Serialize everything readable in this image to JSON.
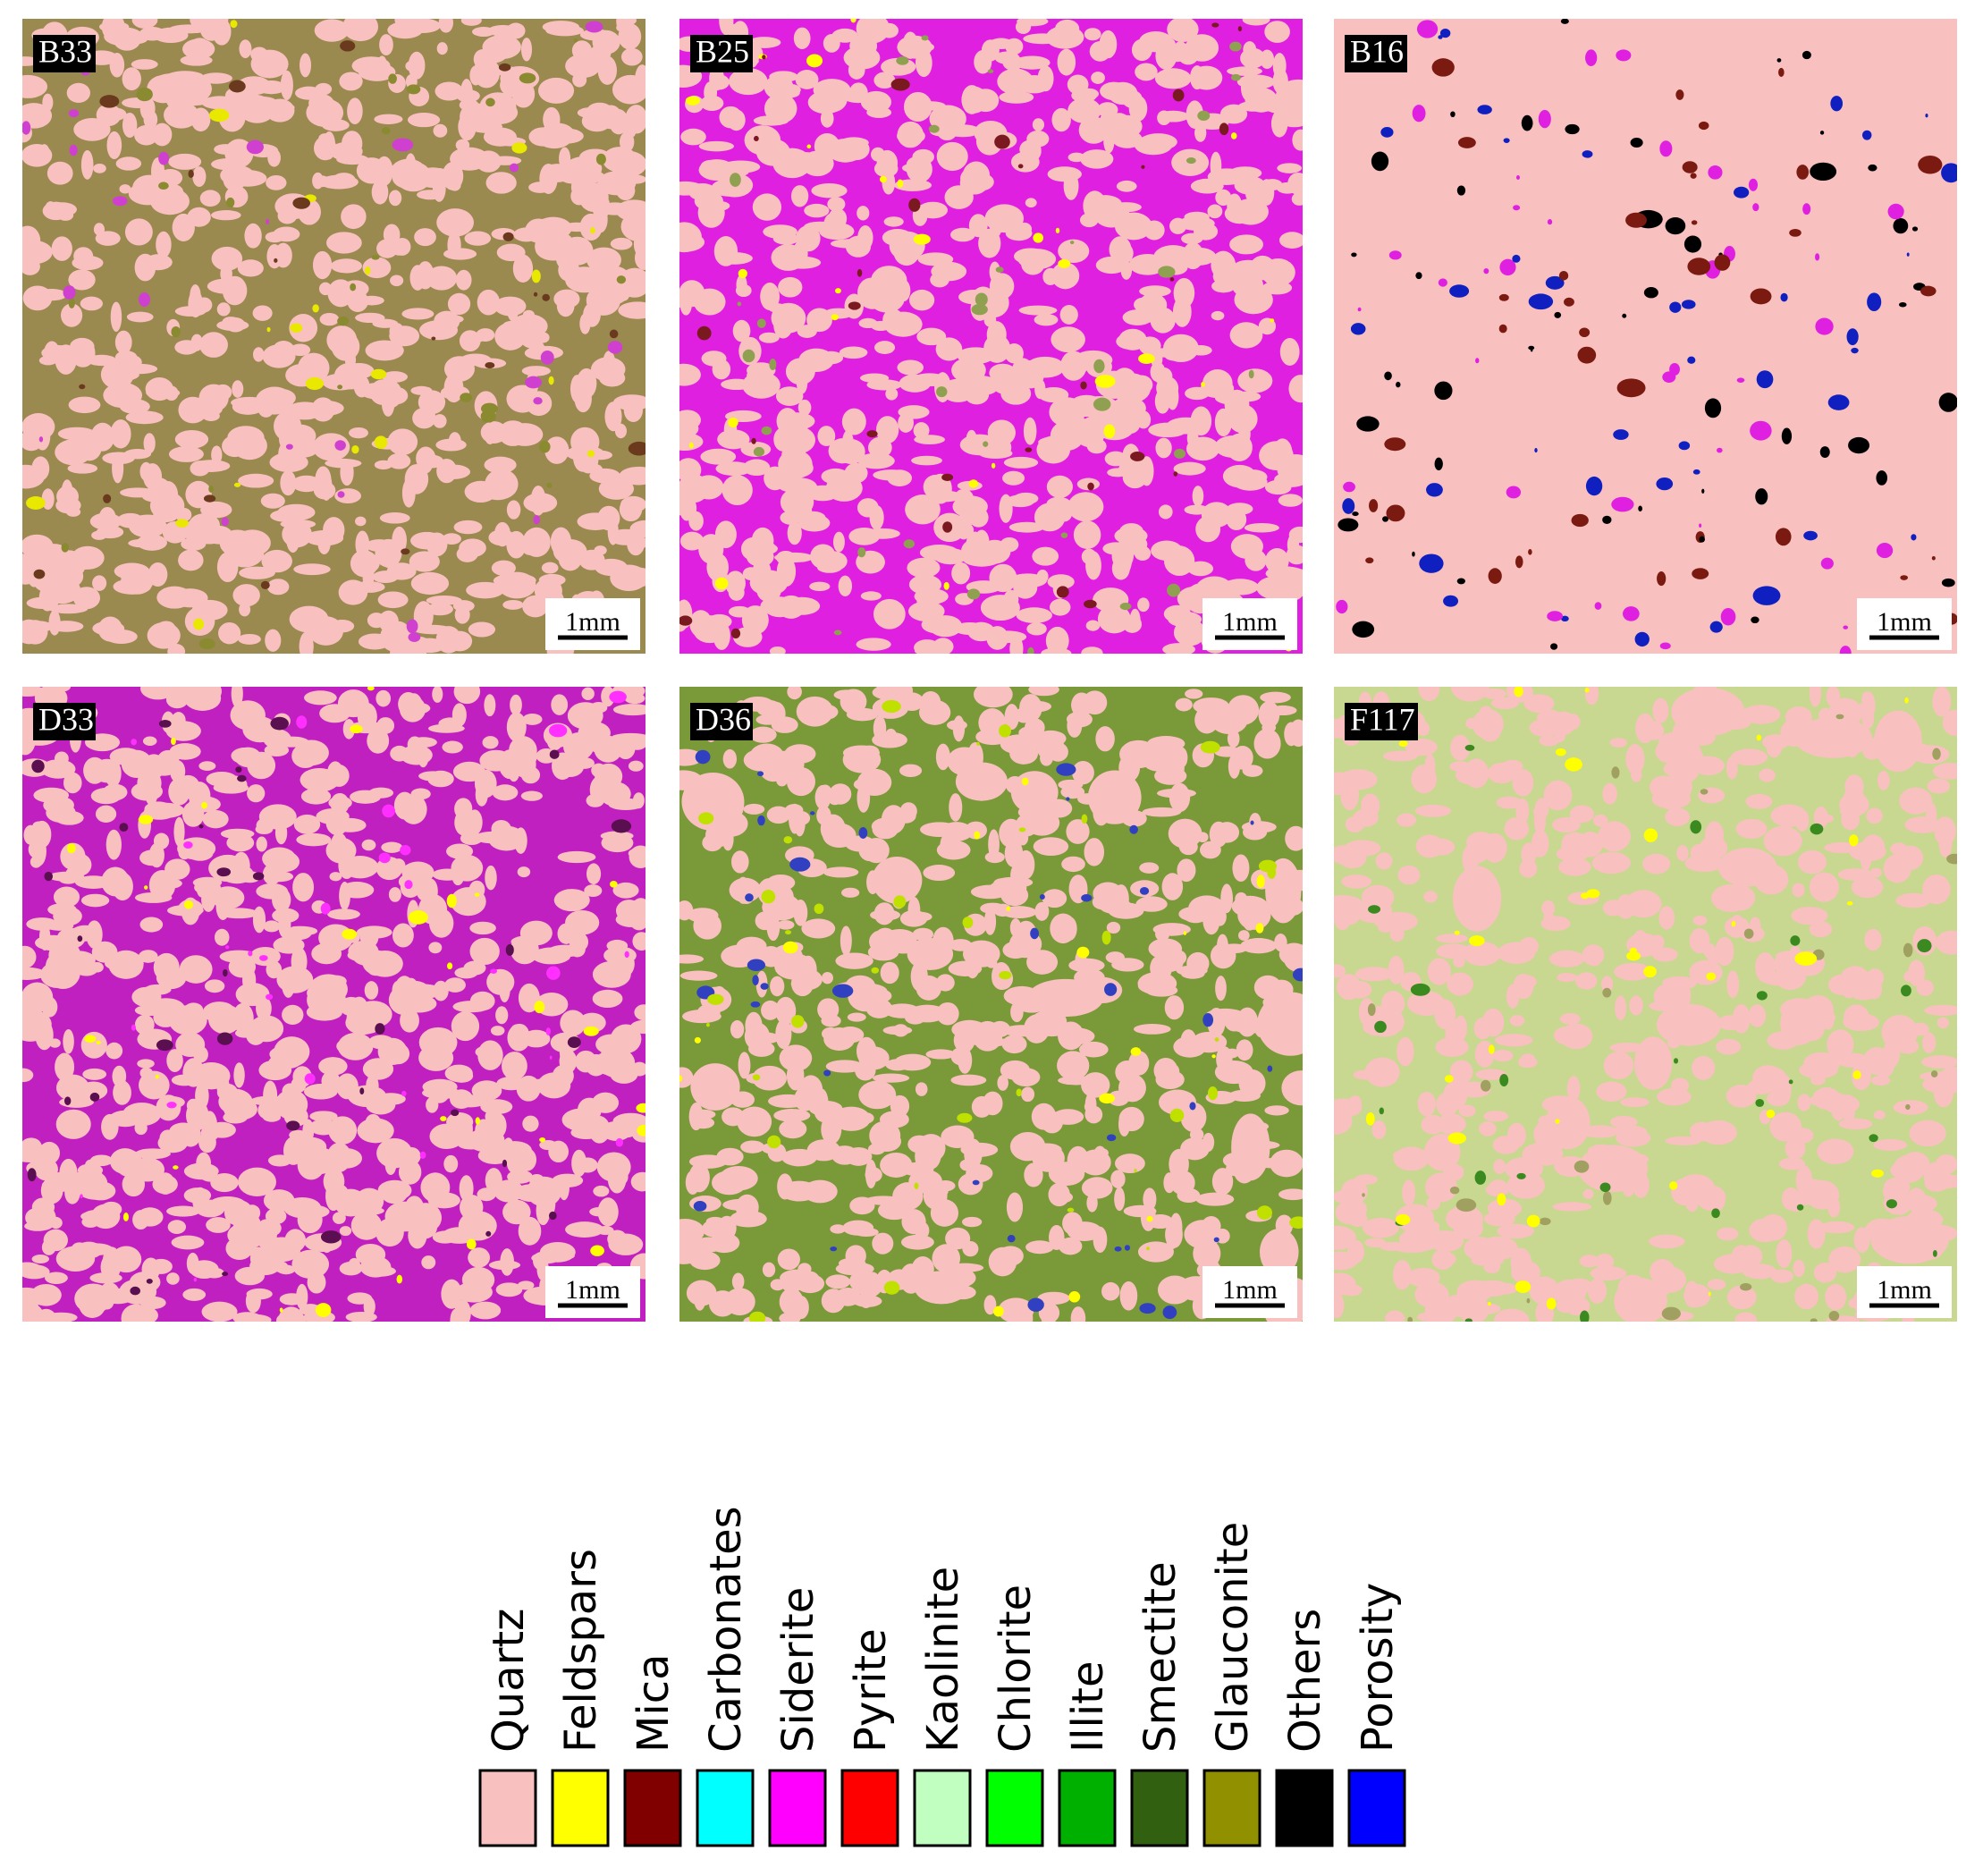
{
  "panels": [
    {
      "label": "B33",
      "scale": "1mm"
    },
    {
      "label": "B25",
      "scale": "1mm"
    },
    {
      "label": "B16",
      "scale": "1mm"
    },
    {
      "label": "D33",
      "scale": "1mm"
    },
    {
      "label": "D36",
      "scale": "1mm"
    },
    {
      "label": "F117",
      "scale": "1mm"
    }
  ],
  "legend": [
    {
      "name": "Quartz",
      "color": "#f9c0c0"
    },
    {
      "name": "Feldspars",
      "color": "#ffff00"
    },
    {
      "name": "Mica",
      "color": "#800000"
    },
    {
      "name": "Carbonates",
      "color": "#00ffff"
    },
    {
      "name": "Siderite",
      "color": "#ff00ff"
    },
    {
      "name": "Pyrite",
      "color": "#ff0000"
    },
    {
      "name": "Kaolinite",
      "color": "#c0ffc0"
    },
    {
      "name": "Chlorite",
      "color": "#00ff00"
    },
    {
      "name": "Illite",
      "color": "#00b000"
    },
    {
      "name": "Smectite",
      "color": "#306010"
    },
    {
      "name": "Glauconite",
      "color": "#909000"
    },
    {
      "name": "Others",
      "color": "#000000"
    },
    {
      "name": "Porosity",
      "color": "#0000ff"
    }
  ]
}
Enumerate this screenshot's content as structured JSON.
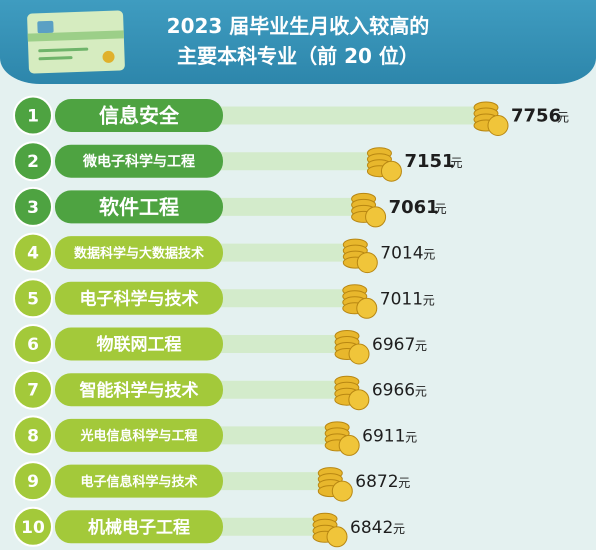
{
  "header": {
    "title_line1": "2023 届毕业生月收入较高的",
    "title_line2": "主要本科专业（前 20 位）"
  },
  "colors": {
    "header": "#3f9cc0",
    "pill_dark": "#4ea341",
    "pill_light": "#a3c93a",
    "track": "#d3ebcb",
    "coin": "#e8b72c"
  },
  "chart_data": {
    "type": "bar",
    "title": "2023 届毕业生月收入较高的主要本科专业（前 20 位）",
    "unit": "元",
    "ranks": [
      "1",
      "2",
      "3",
      "4",
      "5",
      "6",
      "7",
      "8",
      "9",
      "10"
    ],
    "categories": [
      "信息安全",
      "微电子科学与工程",
      "软件工程",
      "数据科学与大数据技术",
      "电子科学与技术",
      "物联网工程",
      "智能科学与技术",
      "光电信息科学与工程",
      "电子信息科学与技术",
      "机械电子工程"
    ],
    "values": [
      7756,
      7151,
      7061,
      7014,
      7011,
      6967,
      6966,
      6911,
      6872,
      6842
    ]
  }
}
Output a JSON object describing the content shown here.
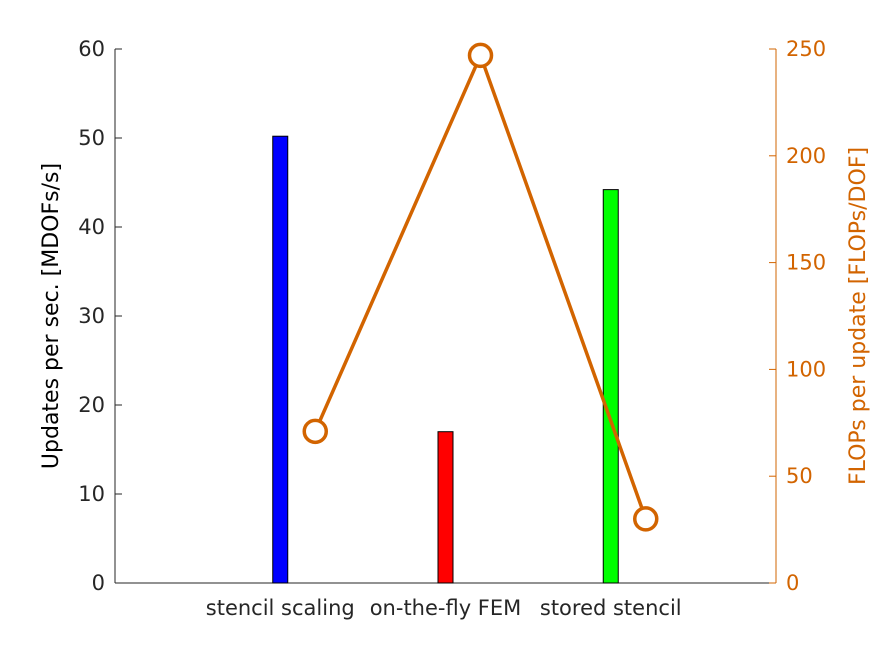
{
  "chart_data": {
    "type": "bar",
    "categories": [
      "stencil scaling",
      "on-the-fly FEM",
      "stored stencil"
    ],
    "bar_colors": [
      "#0000ff",
      "#ff0000",
      "#00ff00"
    ],
    "left_axis": {
      "label": "Updates per sec. [MDOFs/s]",
      "ylim": [
        0,
        60
      ],
      "ticks": [
        0,
        10,
        20,
        30,
        40,
        50,
        60
      ],
      "color": "#262626"
    },
    "right_axis": {
      "label": "FLOPs per update [FLOPs/DOF]",
      "ylim": [
        0,
        250
      ],
      "ticks": [
        0,
        50,
        100,
        150,
        200,
        250
      ],
      "color": "#d26400"
    },
    "series": [
      {
        "type": "bar",
        "axis": "left",
        "values": [
          50.2,
          17,
          44.2
        ]
      },
      {
        "type": "line",
        "axis": "right",
        "marker": "circle",
        "color": "#d26400",
        "values": [
          71,
          247,
          30
        ]
      }
    ],
    "grid": false,
    "legend": "none"
  }
}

_GIVEN PROBLEM_:
Search the listing for the string "JSON". Copy each line where it turns up.

_THE COMPLETED TASK_:
Serialize everything readable in this image to JSON.
Enumerate this screenshot's content as structured JSON.
Output a JSON object describing the content shown here.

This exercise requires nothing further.